SHORT EXERCISE: Review the lines that follow and copy each one that contains the word "tutto".

INPUT:
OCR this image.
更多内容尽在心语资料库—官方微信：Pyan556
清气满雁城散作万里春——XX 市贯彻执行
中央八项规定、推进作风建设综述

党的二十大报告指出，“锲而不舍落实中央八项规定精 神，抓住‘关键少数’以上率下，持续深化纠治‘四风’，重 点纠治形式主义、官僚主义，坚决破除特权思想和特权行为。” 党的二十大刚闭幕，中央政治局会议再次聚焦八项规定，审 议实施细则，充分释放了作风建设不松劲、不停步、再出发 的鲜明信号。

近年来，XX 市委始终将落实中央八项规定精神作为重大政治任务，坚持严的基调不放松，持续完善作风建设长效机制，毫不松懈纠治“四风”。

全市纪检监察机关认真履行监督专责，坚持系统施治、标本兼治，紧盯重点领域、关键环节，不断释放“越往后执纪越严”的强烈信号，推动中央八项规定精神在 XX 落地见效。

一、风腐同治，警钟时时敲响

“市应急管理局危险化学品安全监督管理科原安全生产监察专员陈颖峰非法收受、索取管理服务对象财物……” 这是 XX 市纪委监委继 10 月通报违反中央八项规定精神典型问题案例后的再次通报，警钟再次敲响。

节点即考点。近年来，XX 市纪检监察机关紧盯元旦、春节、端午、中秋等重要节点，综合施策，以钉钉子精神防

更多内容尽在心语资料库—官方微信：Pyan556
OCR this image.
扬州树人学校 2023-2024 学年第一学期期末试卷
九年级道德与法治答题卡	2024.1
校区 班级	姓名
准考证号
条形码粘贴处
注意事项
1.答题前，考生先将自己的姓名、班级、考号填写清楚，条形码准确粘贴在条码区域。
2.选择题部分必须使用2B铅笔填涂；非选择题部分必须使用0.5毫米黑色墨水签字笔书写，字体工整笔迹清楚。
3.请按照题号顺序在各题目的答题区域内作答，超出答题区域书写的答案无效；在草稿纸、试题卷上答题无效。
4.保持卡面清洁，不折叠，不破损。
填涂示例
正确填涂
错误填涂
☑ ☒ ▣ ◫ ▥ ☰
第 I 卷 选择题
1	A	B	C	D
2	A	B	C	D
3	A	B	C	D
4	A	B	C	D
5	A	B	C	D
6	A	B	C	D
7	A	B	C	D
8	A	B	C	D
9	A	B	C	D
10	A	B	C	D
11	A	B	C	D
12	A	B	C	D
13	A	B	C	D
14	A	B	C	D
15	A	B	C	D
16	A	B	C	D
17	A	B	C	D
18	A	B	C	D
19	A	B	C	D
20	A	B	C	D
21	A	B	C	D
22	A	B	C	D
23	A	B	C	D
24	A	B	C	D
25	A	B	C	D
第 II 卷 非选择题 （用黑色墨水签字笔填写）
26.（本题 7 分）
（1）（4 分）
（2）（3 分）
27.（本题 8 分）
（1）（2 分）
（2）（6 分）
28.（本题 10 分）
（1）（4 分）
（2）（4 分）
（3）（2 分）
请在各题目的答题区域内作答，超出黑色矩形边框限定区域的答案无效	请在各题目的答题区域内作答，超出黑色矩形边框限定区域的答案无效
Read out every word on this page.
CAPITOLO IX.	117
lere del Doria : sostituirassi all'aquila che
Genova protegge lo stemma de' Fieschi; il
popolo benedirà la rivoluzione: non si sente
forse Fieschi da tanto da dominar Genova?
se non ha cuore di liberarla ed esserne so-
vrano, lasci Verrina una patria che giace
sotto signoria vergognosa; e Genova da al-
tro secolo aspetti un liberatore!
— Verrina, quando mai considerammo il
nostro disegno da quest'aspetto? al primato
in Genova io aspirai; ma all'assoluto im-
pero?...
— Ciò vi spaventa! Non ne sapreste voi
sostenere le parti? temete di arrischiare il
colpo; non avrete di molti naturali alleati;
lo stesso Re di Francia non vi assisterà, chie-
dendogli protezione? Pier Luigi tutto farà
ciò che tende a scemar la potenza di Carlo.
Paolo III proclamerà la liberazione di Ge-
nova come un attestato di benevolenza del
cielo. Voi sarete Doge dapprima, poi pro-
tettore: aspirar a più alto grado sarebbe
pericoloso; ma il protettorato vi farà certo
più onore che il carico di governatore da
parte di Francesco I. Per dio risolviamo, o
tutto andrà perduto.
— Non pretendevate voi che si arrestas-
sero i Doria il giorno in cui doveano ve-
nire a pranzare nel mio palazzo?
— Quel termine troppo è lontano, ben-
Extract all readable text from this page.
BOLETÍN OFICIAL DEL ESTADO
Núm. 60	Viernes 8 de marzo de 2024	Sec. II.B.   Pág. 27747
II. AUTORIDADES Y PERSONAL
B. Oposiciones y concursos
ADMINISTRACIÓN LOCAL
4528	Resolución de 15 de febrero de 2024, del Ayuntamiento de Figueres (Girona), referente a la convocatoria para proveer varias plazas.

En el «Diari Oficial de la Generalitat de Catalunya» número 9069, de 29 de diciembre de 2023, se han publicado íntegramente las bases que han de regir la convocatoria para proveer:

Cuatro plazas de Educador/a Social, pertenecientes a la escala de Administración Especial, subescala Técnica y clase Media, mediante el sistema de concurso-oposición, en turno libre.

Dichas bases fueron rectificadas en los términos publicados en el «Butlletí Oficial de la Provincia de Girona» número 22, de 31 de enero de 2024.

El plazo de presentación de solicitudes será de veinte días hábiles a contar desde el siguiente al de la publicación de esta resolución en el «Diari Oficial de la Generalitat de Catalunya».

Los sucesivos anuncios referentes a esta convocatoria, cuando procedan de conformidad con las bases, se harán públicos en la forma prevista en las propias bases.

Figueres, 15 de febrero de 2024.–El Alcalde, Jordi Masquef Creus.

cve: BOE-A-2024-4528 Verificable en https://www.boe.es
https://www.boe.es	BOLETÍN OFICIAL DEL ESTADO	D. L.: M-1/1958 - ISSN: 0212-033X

OUTPUT FOR THIS EXERCISE:
dendogli protezione? Pier Luigi tutto farà
tutto andrà perduto.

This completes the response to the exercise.